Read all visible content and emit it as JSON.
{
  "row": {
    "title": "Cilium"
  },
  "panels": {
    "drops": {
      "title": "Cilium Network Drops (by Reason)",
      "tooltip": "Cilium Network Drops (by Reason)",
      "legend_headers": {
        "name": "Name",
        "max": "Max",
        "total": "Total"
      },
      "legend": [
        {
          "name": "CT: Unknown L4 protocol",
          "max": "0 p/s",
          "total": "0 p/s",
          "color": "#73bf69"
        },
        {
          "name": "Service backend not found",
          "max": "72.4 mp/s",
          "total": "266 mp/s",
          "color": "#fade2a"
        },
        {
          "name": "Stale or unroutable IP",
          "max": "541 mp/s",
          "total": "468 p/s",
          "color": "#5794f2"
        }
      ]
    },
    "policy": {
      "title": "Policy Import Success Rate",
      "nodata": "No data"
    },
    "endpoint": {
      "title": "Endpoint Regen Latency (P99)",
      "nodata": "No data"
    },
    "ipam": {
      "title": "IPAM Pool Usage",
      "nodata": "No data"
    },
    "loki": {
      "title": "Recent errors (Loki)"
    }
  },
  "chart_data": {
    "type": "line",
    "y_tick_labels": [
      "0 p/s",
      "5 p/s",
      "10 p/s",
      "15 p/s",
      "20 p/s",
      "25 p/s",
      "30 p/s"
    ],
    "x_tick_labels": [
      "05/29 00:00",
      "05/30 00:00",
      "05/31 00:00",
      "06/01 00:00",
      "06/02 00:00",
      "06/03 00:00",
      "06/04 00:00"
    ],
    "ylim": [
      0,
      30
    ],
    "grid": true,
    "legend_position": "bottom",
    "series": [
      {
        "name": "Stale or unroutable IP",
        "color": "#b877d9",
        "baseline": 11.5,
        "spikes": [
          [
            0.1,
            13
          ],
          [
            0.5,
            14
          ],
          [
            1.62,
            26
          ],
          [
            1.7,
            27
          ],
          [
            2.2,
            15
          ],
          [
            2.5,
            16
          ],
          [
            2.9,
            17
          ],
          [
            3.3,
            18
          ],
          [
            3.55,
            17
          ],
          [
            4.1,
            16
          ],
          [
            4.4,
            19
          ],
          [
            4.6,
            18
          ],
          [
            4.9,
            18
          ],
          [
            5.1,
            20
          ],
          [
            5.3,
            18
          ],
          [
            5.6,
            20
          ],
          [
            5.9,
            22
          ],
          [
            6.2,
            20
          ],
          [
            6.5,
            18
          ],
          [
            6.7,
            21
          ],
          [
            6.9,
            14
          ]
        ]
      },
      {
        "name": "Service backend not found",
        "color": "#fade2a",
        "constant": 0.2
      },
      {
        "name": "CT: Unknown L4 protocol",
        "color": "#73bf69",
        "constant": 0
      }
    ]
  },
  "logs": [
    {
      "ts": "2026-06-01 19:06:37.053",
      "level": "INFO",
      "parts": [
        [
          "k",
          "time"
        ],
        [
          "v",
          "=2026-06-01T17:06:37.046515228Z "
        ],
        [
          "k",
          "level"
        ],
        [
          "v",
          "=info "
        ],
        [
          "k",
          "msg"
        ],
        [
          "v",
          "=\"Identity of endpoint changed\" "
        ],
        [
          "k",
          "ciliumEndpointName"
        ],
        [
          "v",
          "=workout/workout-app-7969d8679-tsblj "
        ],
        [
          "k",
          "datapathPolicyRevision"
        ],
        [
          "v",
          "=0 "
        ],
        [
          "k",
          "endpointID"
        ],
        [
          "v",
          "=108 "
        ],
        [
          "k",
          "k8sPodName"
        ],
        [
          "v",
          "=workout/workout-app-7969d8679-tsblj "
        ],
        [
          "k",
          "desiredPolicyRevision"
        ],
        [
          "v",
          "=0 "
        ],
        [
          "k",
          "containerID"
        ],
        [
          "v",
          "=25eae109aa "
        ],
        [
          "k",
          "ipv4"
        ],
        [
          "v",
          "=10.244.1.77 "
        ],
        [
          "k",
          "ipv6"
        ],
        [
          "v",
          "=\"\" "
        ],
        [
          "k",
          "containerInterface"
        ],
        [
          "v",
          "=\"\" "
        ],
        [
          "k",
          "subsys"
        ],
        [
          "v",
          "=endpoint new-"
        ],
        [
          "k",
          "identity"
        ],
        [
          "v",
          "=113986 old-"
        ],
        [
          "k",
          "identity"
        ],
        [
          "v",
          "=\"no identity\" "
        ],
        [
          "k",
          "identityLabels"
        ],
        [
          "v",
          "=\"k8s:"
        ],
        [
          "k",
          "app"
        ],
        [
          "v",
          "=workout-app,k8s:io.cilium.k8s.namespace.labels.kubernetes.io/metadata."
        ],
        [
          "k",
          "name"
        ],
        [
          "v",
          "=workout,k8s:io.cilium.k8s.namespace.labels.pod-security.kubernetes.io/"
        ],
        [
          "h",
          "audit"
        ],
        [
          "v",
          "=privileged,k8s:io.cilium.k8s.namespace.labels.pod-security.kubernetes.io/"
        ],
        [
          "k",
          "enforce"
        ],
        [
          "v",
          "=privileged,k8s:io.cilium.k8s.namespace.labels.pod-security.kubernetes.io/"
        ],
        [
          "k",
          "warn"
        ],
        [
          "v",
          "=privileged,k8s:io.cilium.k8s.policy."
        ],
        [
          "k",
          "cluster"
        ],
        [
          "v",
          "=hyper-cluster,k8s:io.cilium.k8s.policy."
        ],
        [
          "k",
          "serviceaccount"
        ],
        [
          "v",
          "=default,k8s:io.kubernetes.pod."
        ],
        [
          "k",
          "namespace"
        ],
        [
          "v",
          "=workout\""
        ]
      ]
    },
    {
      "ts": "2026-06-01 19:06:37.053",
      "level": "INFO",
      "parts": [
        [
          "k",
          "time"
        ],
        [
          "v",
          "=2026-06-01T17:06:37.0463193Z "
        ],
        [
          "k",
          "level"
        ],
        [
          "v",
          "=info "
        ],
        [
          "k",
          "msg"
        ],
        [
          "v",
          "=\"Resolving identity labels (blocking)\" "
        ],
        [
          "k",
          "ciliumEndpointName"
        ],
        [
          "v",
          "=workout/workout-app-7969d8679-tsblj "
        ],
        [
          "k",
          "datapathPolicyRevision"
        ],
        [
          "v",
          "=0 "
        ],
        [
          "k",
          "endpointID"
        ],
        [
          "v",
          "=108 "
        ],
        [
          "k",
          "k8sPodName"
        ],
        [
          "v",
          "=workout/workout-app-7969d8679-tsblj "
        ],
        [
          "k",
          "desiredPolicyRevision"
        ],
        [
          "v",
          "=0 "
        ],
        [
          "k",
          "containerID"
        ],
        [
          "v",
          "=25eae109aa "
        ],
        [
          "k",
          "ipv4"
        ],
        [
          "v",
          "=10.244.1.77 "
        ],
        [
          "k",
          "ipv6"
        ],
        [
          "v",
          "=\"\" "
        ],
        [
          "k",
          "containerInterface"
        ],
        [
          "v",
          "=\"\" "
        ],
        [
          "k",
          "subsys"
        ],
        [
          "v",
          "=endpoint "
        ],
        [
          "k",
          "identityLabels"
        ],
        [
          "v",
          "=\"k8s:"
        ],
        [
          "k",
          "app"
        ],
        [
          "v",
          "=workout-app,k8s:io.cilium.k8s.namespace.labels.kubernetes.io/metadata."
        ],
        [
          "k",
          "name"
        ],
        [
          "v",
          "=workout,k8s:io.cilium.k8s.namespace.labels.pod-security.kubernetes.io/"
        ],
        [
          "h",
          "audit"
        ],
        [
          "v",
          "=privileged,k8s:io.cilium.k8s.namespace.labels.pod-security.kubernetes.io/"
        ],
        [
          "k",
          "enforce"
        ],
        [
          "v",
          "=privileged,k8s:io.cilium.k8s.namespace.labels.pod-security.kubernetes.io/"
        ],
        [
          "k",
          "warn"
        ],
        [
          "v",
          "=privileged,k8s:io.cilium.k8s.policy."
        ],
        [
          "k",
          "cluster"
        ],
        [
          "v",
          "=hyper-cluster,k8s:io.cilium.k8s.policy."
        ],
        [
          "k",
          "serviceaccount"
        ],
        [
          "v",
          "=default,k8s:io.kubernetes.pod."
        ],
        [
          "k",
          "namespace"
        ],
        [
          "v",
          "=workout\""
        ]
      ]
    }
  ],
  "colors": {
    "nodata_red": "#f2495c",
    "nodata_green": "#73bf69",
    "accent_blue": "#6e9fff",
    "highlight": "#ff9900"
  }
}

● ● ● ● ● ● ●

YOUR TASK:
Copy out each line that contains the word "Reason".

RESULT:
      "title": "Cilium Network Drops (by Reason)",
      "tooltip": "Cilium Network Drops (by Reason)",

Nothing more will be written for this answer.